**GIVEN TEXT**
I'm back in the US. But not completely up-to-date on the presidential elections or the most incredible, the most frightening, and the most hilarious debates about who might be the best person to run the still-most-powerful country on earth and which characteristics in that person matter and which do not.
Had someone written a book with a plot based on the 2016 US presidential elections before they began, the proposal would have been deemed far too unrealistic to be credible, though perhaps the way George Bush straddled the horse of freedom in 2000 should have lowered the bar.
And look what George Bush accomplished! He isn't the only one responsible for the slaughter and chaos that is Middle East today, but he certainly opened the doors for it, strengthened the powers of the most frightening religious lunatics in the recent history, and left the hoof-marks of his apocalyptic freedom-and-know-nothing horse all over the ground there and even in Europe.
See what did lowering the bar buy us before? I write "buy" because far too many, both among political journalists and the American public, see the election campaigns from the angle of a consumer or a sports critic or an art critic:
Are we enjoying this reality show? Are we entertained? We won't buy if we are not entertained!
That political participation is not consumption goes unnoticed by too many. We cannot refuse to buy if we believe the quality is too low or the price too high, some president will be stuffed into our shopping basket anyway.
Will it be Donald Trump or Hillary Clinton? If one sees the presidential campaigning as a circus act, as many appear to do, then these two are dancing on ropes and we, the audience, are judging their performances. Only, one rope, the one on which Trump cavorts, is stretched about two inches above the ground. The other rope is stretched high enough for us to see Clinton's knickers should we wish to do so (and should she stop wearing pant suits).
The New York Times' new ombudsman, Liz Spayd, believes that the two ropes are stretched on the same height, and if they are not, it's not for the journalists to point that out or to judge the performances any different:
The problem with false balance doctrine is that it masquerades as rational thinking. What the critics really want is for journalists to apply their own moral and ideological judgments to the candidates. Take one example. Suppose journalists deem Clinton’s use of private email servers a minor offense compared with Trump inciting Russia to influence an American election by hacking into computers — remember that? Is the next step for a paternalistic media to barely cover Clinton’s email so that the public isn’t confused about what’s more important? Should her email saga be covered at all? It’s a slippery slope.A wobble is a wobble! Journalists are not judges!
But of course journalists are judges, for how else could they decide when a wobble has taken place or when to report on one having been spotted?

**WORK INSTRUCTION**
Name every person mentioned by name in the commentary on the 2016 US presidential election.

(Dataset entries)
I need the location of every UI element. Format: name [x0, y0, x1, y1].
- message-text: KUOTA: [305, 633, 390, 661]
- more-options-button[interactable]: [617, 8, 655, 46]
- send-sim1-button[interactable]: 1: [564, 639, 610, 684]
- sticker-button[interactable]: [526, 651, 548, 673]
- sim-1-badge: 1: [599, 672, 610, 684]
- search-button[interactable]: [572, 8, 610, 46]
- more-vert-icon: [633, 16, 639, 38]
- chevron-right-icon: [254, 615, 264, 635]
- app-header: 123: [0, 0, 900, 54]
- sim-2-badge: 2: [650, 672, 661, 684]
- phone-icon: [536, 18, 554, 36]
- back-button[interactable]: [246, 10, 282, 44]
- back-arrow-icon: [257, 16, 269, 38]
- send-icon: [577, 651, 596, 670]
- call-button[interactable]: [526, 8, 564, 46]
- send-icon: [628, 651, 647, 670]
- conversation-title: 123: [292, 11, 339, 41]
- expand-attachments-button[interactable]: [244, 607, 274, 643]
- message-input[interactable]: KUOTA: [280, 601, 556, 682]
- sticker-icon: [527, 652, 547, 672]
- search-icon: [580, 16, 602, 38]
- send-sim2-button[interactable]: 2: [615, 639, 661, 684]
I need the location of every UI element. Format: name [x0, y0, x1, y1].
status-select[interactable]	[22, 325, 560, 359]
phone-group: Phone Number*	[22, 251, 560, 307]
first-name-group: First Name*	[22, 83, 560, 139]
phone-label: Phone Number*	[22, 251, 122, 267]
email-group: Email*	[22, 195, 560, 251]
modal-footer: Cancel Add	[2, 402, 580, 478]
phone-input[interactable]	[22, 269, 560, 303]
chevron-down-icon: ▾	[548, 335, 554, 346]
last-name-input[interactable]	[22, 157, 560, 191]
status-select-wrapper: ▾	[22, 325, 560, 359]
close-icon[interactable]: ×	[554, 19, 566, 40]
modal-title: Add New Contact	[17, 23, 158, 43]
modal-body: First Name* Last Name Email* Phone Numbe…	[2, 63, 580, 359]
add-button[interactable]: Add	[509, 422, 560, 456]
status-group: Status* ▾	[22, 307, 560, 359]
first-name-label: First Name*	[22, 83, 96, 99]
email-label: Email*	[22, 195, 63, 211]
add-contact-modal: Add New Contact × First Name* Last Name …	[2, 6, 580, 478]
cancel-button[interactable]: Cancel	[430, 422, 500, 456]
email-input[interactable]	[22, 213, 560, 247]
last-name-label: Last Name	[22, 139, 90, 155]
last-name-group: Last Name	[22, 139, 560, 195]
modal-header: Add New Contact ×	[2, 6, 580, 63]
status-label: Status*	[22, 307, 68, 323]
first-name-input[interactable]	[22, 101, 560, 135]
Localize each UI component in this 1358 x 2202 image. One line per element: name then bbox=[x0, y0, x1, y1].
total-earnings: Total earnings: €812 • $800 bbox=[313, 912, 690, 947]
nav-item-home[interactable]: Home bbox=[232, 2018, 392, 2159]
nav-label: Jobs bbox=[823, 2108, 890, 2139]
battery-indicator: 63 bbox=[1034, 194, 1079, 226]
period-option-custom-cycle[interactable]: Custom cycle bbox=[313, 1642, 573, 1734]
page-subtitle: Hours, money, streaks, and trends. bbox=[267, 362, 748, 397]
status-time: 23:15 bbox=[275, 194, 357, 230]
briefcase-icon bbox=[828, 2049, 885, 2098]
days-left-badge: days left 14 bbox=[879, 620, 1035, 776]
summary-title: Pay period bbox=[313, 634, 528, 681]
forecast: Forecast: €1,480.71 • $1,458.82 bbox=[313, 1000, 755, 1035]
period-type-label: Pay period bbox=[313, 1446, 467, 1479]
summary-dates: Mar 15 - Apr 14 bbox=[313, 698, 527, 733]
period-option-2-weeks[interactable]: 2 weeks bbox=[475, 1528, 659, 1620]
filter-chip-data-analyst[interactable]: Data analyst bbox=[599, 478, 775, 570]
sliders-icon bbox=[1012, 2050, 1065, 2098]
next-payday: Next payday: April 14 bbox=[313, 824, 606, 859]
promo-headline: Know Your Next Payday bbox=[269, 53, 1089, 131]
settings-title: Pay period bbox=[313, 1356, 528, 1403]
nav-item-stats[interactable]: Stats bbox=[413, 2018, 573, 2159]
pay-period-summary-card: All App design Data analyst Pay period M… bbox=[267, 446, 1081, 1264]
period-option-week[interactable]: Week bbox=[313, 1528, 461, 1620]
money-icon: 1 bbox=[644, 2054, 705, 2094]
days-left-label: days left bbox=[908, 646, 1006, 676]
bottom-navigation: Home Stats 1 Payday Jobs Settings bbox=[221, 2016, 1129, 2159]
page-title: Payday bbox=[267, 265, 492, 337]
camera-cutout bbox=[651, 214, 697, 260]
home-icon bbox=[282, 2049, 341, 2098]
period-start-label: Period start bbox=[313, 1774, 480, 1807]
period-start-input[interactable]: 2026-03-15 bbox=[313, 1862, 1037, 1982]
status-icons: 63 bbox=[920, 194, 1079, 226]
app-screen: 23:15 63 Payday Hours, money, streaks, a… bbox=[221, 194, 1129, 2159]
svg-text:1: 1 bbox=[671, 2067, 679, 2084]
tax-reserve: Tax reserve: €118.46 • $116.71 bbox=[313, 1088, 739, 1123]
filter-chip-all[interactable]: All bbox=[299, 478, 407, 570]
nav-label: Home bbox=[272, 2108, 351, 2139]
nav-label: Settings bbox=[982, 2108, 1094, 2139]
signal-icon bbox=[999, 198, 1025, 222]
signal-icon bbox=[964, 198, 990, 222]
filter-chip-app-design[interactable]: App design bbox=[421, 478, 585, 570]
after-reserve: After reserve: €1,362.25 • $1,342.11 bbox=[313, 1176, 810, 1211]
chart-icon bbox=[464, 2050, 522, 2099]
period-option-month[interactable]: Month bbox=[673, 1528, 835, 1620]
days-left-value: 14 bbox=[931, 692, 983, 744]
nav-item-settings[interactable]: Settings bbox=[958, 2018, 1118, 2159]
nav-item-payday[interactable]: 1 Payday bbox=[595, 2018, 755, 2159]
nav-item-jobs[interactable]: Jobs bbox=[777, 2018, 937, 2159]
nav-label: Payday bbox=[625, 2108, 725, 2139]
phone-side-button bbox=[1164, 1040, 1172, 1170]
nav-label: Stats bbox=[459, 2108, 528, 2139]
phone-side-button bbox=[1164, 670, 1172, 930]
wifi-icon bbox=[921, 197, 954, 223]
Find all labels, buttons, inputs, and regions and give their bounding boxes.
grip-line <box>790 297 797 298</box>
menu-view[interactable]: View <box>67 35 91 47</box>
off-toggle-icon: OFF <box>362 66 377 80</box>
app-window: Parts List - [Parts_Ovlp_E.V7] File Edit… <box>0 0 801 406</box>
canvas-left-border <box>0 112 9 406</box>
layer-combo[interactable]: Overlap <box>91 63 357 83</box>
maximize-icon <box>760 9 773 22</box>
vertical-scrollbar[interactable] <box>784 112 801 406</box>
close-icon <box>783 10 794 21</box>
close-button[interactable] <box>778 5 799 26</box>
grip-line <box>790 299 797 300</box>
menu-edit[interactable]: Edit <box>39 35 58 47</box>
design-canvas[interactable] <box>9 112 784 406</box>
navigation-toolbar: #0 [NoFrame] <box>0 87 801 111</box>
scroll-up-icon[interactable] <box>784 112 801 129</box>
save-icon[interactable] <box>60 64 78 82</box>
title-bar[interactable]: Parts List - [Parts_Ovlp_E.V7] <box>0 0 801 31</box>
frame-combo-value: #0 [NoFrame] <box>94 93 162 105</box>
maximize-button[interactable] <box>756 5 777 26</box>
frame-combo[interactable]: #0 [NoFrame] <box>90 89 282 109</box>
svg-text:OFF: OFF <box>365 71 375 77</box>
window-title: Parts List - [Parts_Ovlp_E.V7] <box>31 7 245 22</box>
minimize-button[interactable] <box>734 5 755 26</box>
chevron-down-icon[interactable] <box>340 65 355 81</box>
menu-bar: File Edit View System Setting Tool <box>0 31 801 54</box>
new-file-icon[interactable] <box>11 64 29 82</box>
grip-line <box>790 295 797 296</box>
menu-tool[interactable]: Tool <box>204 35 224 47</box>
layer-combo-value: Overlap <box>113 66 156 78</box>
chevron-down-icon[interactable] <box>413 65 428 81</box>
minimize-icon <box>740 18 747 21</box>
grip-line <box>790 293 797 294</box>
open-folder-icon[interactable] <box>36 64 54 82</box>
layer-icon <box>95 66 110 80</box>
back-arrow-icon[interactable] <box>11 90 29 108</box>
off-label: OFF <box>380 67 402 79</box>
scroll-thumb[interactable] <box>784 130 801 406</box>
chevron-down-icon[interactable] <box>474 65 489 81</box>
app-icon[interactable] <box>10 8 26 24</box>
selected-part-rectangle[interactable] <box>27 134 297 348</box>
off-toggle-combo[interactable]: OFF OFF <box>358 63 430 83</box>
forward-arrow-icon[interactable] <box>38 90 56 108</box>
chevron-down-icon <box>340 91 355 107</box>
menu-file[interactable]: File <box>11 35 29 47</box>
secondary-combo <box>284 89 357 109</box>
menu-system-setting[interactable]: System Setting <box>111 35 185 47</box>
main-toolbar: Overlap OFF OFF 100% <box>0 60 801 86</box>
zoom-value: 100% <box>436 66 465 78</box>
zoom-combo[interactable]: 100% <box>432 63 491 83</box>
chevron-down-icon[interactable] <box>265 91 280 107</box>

**SOLUTION TO THE EXERCISE**
George Bush, Donald Trump, Hillary Clinton, Liz Spayd